### ABOUT THIS EXERCISE
All of the records need to be retyped exactly, with no line dropped.

### Stored data entries
= = = = = = =
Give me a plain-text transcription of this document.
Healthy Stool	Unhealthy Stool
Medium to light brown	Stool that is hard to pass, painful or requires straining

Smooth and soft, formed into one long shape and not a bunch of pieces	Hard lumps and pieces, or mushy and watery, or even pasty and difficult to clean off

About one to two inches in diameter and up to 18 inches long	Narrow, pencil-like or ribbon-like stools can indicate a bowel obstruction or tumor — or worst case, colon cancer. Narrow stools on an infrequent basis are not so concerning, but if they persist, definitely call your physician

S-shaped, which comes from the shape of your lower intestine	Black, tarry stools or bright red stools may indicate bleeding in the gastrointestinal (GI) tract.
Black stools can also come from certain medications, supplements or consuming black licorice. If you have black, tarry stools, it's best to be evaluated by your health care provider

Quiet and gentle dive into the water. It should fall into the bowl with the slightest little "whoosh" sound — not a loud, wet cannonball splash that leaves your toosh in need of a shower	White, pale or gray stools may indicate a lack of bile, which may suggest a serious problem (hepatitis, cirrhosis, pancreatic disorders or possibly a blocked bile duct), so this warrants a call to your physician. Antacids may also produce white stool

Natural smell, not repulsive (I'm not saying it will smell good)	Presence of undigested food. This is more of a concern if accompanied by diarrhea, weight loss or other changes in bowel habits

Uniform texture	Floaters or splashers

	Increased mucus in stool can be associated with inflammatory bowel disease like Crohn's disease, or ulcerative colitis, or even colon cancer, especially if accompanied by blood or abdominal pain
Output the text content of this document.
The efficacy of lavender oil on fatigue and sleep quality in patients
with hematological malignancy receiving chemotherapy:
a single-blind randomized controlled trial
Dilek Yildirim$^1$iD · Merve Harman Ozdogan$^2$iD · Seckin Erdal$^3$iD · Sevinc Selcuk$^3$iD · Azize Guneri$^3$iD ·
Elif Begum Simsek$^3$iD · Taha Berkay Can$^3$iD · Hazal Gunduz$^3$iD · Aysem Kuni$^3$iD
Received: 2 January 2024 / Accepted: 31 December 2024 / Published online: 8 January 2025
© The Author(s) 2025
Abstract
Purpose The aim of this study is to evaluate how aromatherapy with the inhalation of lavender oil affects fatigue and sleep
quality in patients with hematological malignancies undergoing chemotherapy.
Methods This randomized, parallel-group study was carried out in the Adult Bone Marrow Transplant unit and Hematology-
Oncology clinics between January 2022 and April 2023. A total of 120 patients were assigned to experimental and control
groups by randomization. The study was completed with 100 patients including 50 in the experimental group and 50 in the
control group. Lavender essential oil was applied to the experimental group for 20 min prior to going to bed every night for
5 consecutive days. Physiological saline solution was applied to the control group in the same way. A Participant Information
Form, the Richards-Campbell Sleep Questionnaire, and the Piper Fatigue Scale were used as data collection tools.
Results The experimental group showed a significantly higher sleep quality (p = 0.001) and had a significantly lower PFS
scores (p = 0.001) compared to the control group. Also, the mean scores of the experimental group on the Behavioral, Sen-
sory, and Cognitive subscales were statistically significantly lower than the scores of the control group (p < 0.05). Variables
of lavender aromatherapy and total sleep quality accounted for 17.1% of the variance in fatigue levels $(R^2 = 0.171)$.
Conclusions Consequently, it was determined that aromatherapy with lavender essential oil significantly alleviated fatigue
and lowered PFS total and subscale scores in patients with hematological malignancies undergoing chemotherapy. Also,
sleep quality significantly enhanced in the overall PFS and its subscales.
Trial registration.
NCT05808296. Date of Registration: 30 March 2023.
= = = = = = =
### FINISHED TASK
Give me a plain-text transcription of this document.
Healthy Stool	Unhealthy Stool
Medium to light brown	Stool that is hard to pass, painful or requires straining

Smooth and soft, formed into one long shape and not a bunch of pieces	Hard lumps and pieces, or mushy and watery, or even pasty and difficult to clean off

About one to two inches in diameter and up to 18 inches long	Narrow, pencil-like or ribbon-like stools can indicate a bowel obstruction or tumor — or worst case, colon cancer. Narrow stools on an infrequent basis are not so concerning, but if they persist, definitely call your physician

S-shaped, which comes from the shape of your lower intestine	Black, tarry stools or bright red stools may indicate bleeding in the gastrointestinal (GI) tract.
Black stools can also come from certain medications, supplements or consuming black licorice. If you have black, tarry stools, it's best to be evaluated by your health care provider

Quiet and gentle dive into the water. It should fall into the bowl with the slightest little "whoosh" sound — not a loud, wet cannonball splash that leaves your toosh in need of a shower	White, pale or gray stools may indicate a lack of bile, which may suggest a serious problem (hepatitis, cirrhosis, pancreatic disorders or possibly a blocked bile duct), so this warrants a call to your physician. Antacids may also produce white stool

Natural smell, not repulsive (I'm not saying it will smell good)	Presence of undigested food. This is more of a concern if accompanied by diarrhea, weight loss or other changes in bowel habits

Uniform texture	Floaters or splashers

	Increased mucus in stool can be associated with inflammatory bowel disease like Crohn's disease, or ulcerative colitis, or even colon cancer, especially if accompanied by blood or abdominal pain
Output the text content of this document.
The efficacy of lavender oil on fatigue and sleep quality in patients
with hematological malignancy receiving chemotherapy:
a single-blind randomized controlled trial
Dilek Yildirim$^1$iD · Merve Harman Ozdogan$^2$iD · Seckin Erdal$^3$iD · Sevinc Selcuk$^3$iD · Azize Guneri$^3$iD ·
Elif Begum Simsek$^3$iD · Taha Berkay Can$^3$iD · Hazal Gunduz$^3$iD · Aysem Kuni$^3$iD
Received: 2 January 2024 / Accepted: 31 December 2024 / Published online: 8 January 2025
© The Author(s) 2025
Abstract
Purpose The aim of this study is to evaluate how aromatherapy with the inhalation of lavender oil affects fatigue and sleep
quality in patients with hematological malignancies undergoing chemotherapy.
Methods This randomized, parallel-group study was carried out in the Adult Bone Marrow Transplant unit and Hematology-
Oncology clinics between January 2022 and April 2023. A total of 120 patients were assigned to experimental and control
groups by randomization. The study was completed with 100 patients including 50 in the experimental group and 50 in the
control group. Lavender essential oil was applied to the experimental group for 20 min prior to going to bed every night for
5 consecutive days. Physiological saline solution was applied to the control group in the same way. A Participant Information
Form, the Richards-Campbell Sleep Questionnaire, and the Piper Fatigue Scale were used as data collection tools.
Results The experimental group showed a significantly higher sleep quality (p = 0.001) and had a significantly lower PFS
scores (p = 0.001) compared to the control group. Also, the mean scores of the experimental group on the Behavioral, Sen-
sory, and Cognitive subscales were statistically significantly lower than the scores of the control group (p < 0.05). Variables
of lavender aromatherapy and total sleep quality accounted for 17.1% of the variance in fatigue levels $(R^2 = 0.171)$.
Conclusions Consequently, it was determined that aromatherapy with lavender essential oil significantly alleviated fatigue
and lowered PFS total and subscale scores in patients with hematological malignancies undergoing chemotherapy. Also,
sleep quality significantly enhanced in the overall PFS and its subscales.
Trial registration.
NCT05808296. Date of Registration: 30 March 2023.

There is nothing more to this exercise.